Transcribe the records that follow exactly. Skip the pictures.

• Extracted data:
•••••

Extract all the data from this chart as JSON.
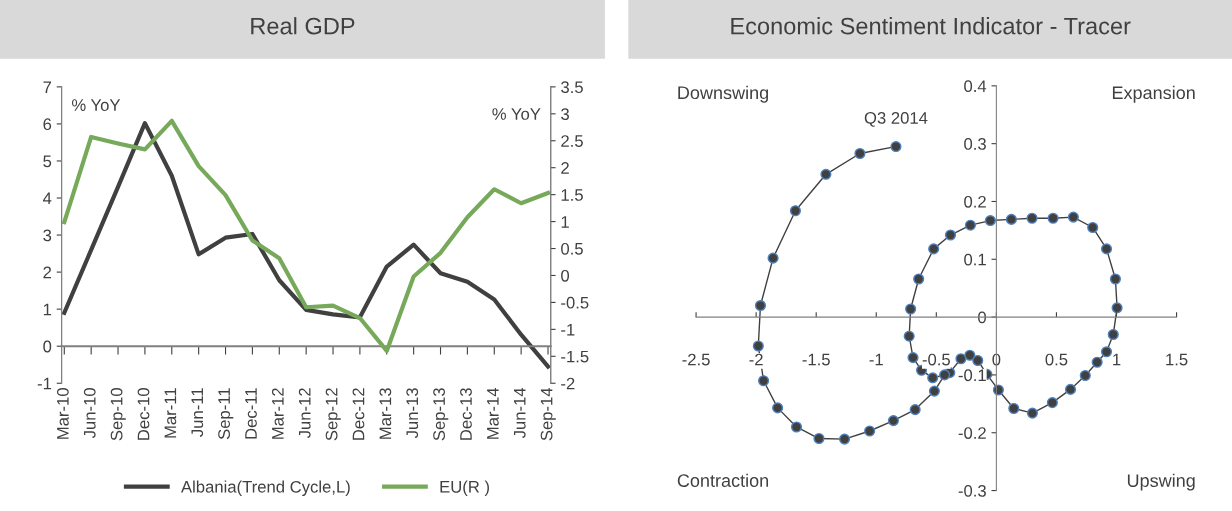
{
  "chart_data": [
    {
      "type": "line",
      "title": "Real GDP",
      "ylabel": "% YoY",
      "y2label": "% YoY",
      "categories": [
        "Mar-10",
        "Jun-10",
        "Sep-10",
        "Dec-10",
        "Mar-11",
        "Jun-11",
        "Sep-11",
        "Dec-11",
        "Mar-12",
        "Jun-12",
        "Sep-12",
        "Dec-12",
        "Mar-13",
        "Jun-13",
        "Sep-13",
        "Dec-13",
        "Mar-14",
        "Jun-14",
        "Sep-14"
      ],
      "series": [
        {
          "name": "Albania(Trend Cycle,L)",
          "color": "#404040",
          "values": [
            0.9,
            2.6,
            4.3,
            6.02,
            4.6,
            2.48,
            2.93,
            3.03,
            1.78,
            0.98,
            0.86,
            0.78,
            2.15,
            2.74,
            1.97,
            1.74,
            1.26,
            0.31,
            -0.55
          ]
        },
        {
          "name": "EU(R )",
          "color": "#77a95b",
          "axis": "y2",
          "values": [
            0.99,
            2.57,
            2.45,
            2.34,
            2.87,
            2.03,
            1.49,
            0.65,
            0.32,
            -0.59,
            -0.56,
            -0.79,
            -1.4,
            -0.02,
            0.42,
            1.08,
            1.6,
            1.34,
            1.53
          ]
        }
      ],
      "ylim": [
        -1,
        7
      ],
      "yticks": [
        -1,
        0,
        1,
        2,
        3,
        4,
        5,
        6,
        7
      ],
      "y2lim": [
        -2,
        3.5
      ],
      "y2ticks": [
        -2,
        -1.5,
        -1,
        -0.5,
        0,
        0.5,
        1,
        1.5,
        2,
        2.5,
        3,
        3.5
      ],
      "legend": "bottom",
      "grid": false,
      "marker": "none",
      "line_style": "solid"
    },
    {
      "type": "line",
      "title": "Economic Sentiment Indicator - Tracer",
      "annotations": [
        "Downswing",
        "Expansion",
        "Contraction",
        "Upswing",
        {
          "text": "Q3 2014",
          "x": -0.836,
          "y": 0.295
        }
      ],
      "series": [
        {
          "color": "#404040",
          "x": [
            -0.388,
            -0.295,
            -0.221,
            -0.155,
            -0.079,
            0.017,
            0.145,
            0.3,
            0.466,
            0.617,
            0.74,
            0.839,
            0.917,
            0.973,
            1.005,
            0.991,
            0.917,
            0.802,
            0.641,
            0.472,
            0.297,
            0.125,
            -0.05,
            -0.216,
            -0.382,
            -0.522,
            -0.647,
            -0.714,
            -0.726,
            -0.694,
            -0.623,
            -0.53,
            -0.431,
            -0.516,
            -0.676,
            -0.857,
            -1.055,
            -1.264,
            -1.477,
            -1.664,
            -1.821,
            -1.938,
            -1.982,
            -1.964,
            -1.859,
            -1.673,
            -1.419,
            -1.136,
            -0.836
          ],
          "values": [
            -0.096,
            -0.072,
            -0.066,
            -0.075,
            -0.099,
            -0.126,
            -0.158,
            -0.166,
            -0.148,
            -0.125,
            -0.101,
            -0.078,
            -0.06,
            -0.03,
            0.016,
            0.066,
            0.118,
            0.155,
            0.173,
            0.171,
            0.171,
            0.169,
            0.167,
            0.159,
            0.142,
            0.118,
            0.066,
            0.014,
            -0.033,
            -0.07,
            -0.092,
            -0.105,
            -0.1,
            -0.128,
            -0.16,
            -0.179,
            -0.197,
            -0.211,
            -0.21,
            -0.19,
            -0.157,
            -0.11,
            -0.05,
            0.02,
            0.102,
            0.184,
            0.247,
            0.283,
            0.295
          ]
        }
      ],
      "xlim": [
        -2.5,
        1.5
      ],
      "xticks": [
        -2.5,
        -2,
        -1.5,
        -1,
        -0.5,
        0,
        0.5,
        1,
        1.5
      ],
      "ylim": [
        -0.3,
        0.4
      ],
      "yticks": [
        -0.3,
        -0.2,
        -0.1,
        0,
        0.1,
        0.2,
        0.3,
        0.4
      ],
      "grid": false,
      "marker": "circle",
      "line_style": "solid"
    }
  ]
}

•••••

• Response:
Extract all the data from this chart as JSON.
{
  "chart_data": [
    {
      "type": "line",
      "title": "Real GDP",
      "ylabel": "% YoY",
      "y2label": "% YoY",
      "categories": [
        "Mar-10",
        "Jun-10",
        "Sep-10",
        "Dec-10",
        "Mar-11",
        "Jun-11",
        "Sep-11",
        "Dec-11",
        "Mar-12",
        "Jun-12",
        "Sep-12",
        "Dec-12",
        "Mar-13",
        "Jun-13",
        "Sep-13",
        "Dec-13",
        "Mar-14",
        "Jun-14",
        "Sep-14"
      ],
      "series": [
        {
          "name": "Albania(Trend Cycle,L)",
          "color": "#404040",
          "values": [
            0.9,
            2.6,
            4.3,
            6.02,
            4.6,
            2.48,
            2.93,
            3.03,
            1.78,
            0.98,
            0.86,
            0.78,
            2.15,
            2.74,
            1.97,
            1.74,
            1.26,
            0.31,
            -0.55
          ]
        },
        {
          "name": "EU(R )",
          "color": "#77a95b",
          "axis": "y2",
          "values": [
            0.99,
            2.57,
            2.45,
            2.34,
            2.87,
            2.03,
            1.49,
            0.65,
            0.32,
            -0.59,
            -0.56,
            -0.79,
            -1.4,
            -0.02,
            0.42,
            1.08,
            1.6,
            1.34,
            1.53
          ]
        }
      ],
      "ylim": [
        -1,
        7
      ],
      "yticks": [
        -1,
        0,
        1,
        2,
        3,
        4,
        5,
        6,
        7
      ],
      "y2lim": [
        -2,
        3.5
      ],
      "y2ticks": [
        -2,
        -1.5,
        -1,
        -0.5,
        0,
        0.5,
        1,
        1.5,
        2,
        2.5,
        3,
        3.5
      ],
      "legend": "bottom",
      "grid": false,
      "marker": "none",
      "line_style": "solid"
    },
    {
      "type": "line",
      "title": "Economic Sentiment Indicator - Tracer",
      "annotations": [
        "Downswing",
        "Expansion",
        "Contraction",
        "Upswing",
        {
          "text": "Q3 2014",
          "x": -0.836,
          "y": 0.295
        }
      ],
      "series": [
        {
          "color": "#404040",
          "x": [
            -0.388,
            -0.295,
            -0.221,
            -0.155,
            -0.079,
            0.017,
            0.145,
            0.3,
            0.466,
            0.617,
            0.74,
            0.839,
            0.917,
            0.973,
            1.005,
            0.991,
            0.917,
            0.802,
            0.641,
            0.472,
            0.297,
            0.125,
            -0.05,
            -0.216,
            -0.382,
            -0.522,
            -0.647,
            -0.714,
            -0.726,
            -0.694,
            -0.623,
            -0.53,
            -0.431,
            -0.516,
            -0.676,
            -0.857,
            -1.055,
            -1.264,
            -1.477,
            -1.664,
            -1.821,
            -1.938,
            -1.982,
            -1.964,
            -1.859,
            -1.673,
            -1.419,
            -1.136,
            -0.836
          ],
          "values": [
            -0.096,
            -0.072,
            -0.066,
            -0.075,
            -0.099,
            -0.126,
            -0.158,
            -0.166,
            -0.148,
            -0.125,
            -0.101,
            -0.078,
            -0.06,
            -0.03,
            0.016,
            0.066,
            0.118,
            0.155,
            0.173,
            0.171,
            0.171,
            0.169,
            0.167,
            0.159,
            0.142,
            0.118,
            0.066,
            0.014,
            -0.033,
            -0.07,
            -0.092,
            -0.105,
            -0.1,
            -0.128,
            -0.16,
            -0.179,
            -0.197,
            -0.211,
            -0.21,
            -0.19,
            -0.157,
            -0.11,
            -0.05,
            0.02,
            0.102,
            0.184,
            0.247,
            0.283,
            0.295
          ]
        }
      ],
      "xlim": [
        -2.5,
        1.5
      ],
      "xticks": [
        -2.5,
        -2,
        -1.5,
        -1,
        -0.5,
        0,
        0.5,
        1,
        1.5
      ],
      "ylim": [
        -0.3,
        0.4
      ],
      "yticks": [
        -0.3,
        -0.2,
        -0.1,
        0,
        0.1,
        0.2,
        0.3,
        0.4
      ],
      "grid": false,
      "marker": "circle",
      "line_style": "solid"
    }
  ]
}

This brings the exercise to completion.